[Recorded data]
________________________________________

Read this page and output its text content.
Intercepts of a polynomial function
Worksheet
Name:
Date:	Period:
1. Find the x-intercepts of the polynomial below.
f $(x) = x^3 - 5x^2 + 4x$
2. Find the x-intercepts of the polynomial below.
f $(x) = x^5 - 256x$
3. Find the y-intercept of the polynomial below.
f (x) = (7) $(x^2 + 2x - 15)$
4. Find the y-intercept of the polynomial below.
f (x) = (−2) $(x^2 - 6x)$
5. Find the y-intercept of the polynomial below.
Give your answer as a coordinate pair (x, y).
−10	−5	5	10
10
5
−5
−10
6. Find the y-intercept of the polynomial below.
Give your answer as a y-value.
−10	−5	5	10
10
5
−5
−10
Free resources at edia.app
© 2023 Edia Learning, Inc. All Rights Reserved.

________________________________________

## TASK INSTRUCTIONS
Locate the word "below" in the records above, and return each line that has it.

## OUTPUT
1. Find the x-intercepts of the polynomial below.
2. Find the x-intercepts of the polynomial below.
3. Find the y-intercept of the polynomial below.
4. Find the y-intercept of the polynomial below.
5. Find the y-intercept of the polynomial below.
6. Find the y-intercept of the polynomial below.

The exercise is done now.